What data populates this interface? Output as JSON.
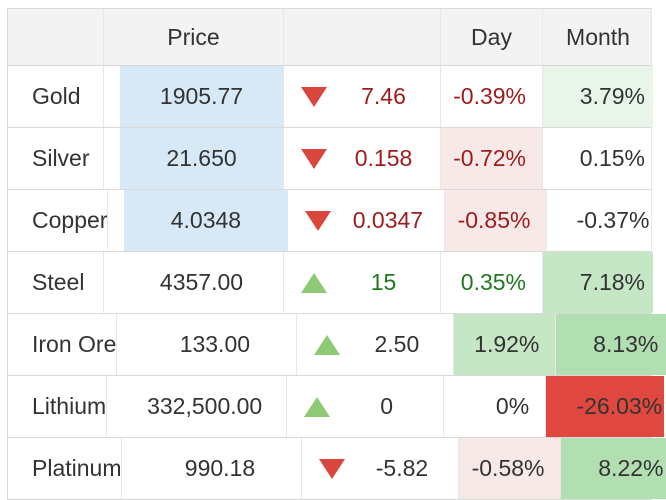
{
  "header": {
    "name": "",
    "price": "Price",
    "change": "",
    "day": "Day",
    "month": "Month"
  },
  "rows": [
    {
      "name": "Gold",
      "price": "1905.77",
      "price_highlight": true,
      "direction": "down",
      "change": "7.46",
      "change_tone": "red",
      "day": "-0.39%",
      "day_tone": "red",
      "day_bg": "none",
      "month": "3.79%",
      "month_bg": "green-light",
      "month_tone": "dark"
    },
    {
      "name": "Silver",
      "price": "21.650",
      "price_highlight": true,
      "direction": "down",
      "change": "0.158",
      "change_tone": "red",
      "day": "-0.72%",
      "day_tone": "red",
      "day_bg": "pink",
      "month": "0.15%",
      "month_bg": "none",
      "month_tone": "dark"
    },
    {
      "name": "Copper",
      "price": "4.0348",
      "price_highlight": true,
      "direction": "down",
      "change": "0.0347",
      "change_tone": "red",
      "day": "-0.85%",
      "day_tone": "red",
      "day_bg": "pink",
      "month": "-0.37%",
      "month_bg": "none",
      "month_tone": "dark"
    },
    {
      "name": "Steel",
      "price": "4357.00",
      "price_highlight": false,
      "direction": "up",
      "change": "15",
      "change_tone": "green",
      "day": "0.35%",
      "day_tone": "green",
      "day_bg": "none",
      "month": "7.18%",
      "month_bg": "green-mid",
      "month_tone": "dark"
    },
    {
      "name": "Iron Ore",
      "price": "133.00",
      "price_highlight": false,
      "direction": "up",
      "change": "2.50",
      "change_tone": "dark",
      "day": "1.92%",
      "day_tone": "dark",
      "day_bg": "green-mid",
      "month": "8.13%",
      "month_bg": "green-deep",
      "month_tone": "dark"
    },
    {
      "name": "Lithium",
      "price": "332,500.00",
      "price_highlight": false,
      "direction": "up",
      "change": "0",
      "change_tone": "dark",
      "day": "0%",
      "day_tone": "dark",
      "day_bg": "none",
      "month": "-26.03%",
      "month_bg": "red",
      "month_tone": "dark"
    },
    {
      "name": "Platinum",
      "price": "990.18",
      "price_highlight": false,
      "direction": "down",
      "change": "-5.82",
      "change_tone": "dark",
      "day": "-0.58%",
      "day_tone": "dark",
      "day_bg": "pink",
      "month": "8.22%",
      "month_bg": "green-deep",
      "month_tone": "dark"
    }
  ],
  "colors": {
    "page_bg": "#ffffff",
    "header_bg": "#f3f3f3",
    "text_dark": "#333333",
    "text_red": "#9f1b1b",
    "text_green": "#1f7a1f",
    "price_flash_blue": "#d7e9f6",
    "day_pink": "#f8e9e9",
    "green_light": "#eaf5ea",
    "green_mid": "#c5e7c5",
    "green_deep": "#b2dfb2",
    "neg_red": "#e0483f",
    "arrow_red": "#d9463c",
    "arrow_green": "#8ec973",
    "border_h": "#d9d9d9",
    "border_v": "#e7e7e7"
  }
}
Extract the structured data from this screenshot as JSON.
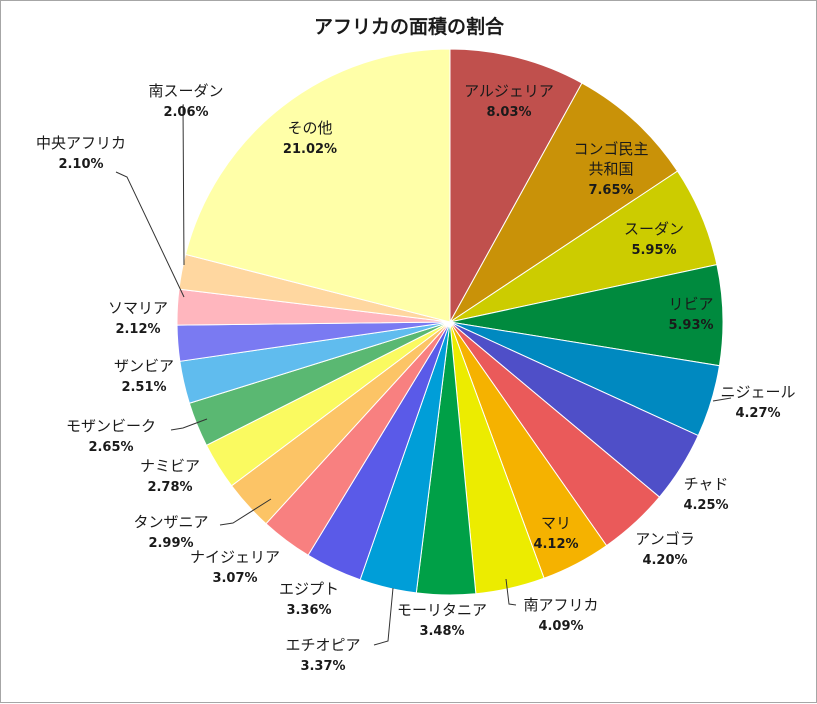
-=-=-
• [DIRECTIVE]:
Tally how many lines of the data include the word "name". Write the number and nothing else.

• [SOLUTION FOR THIS PROBLEM]:
8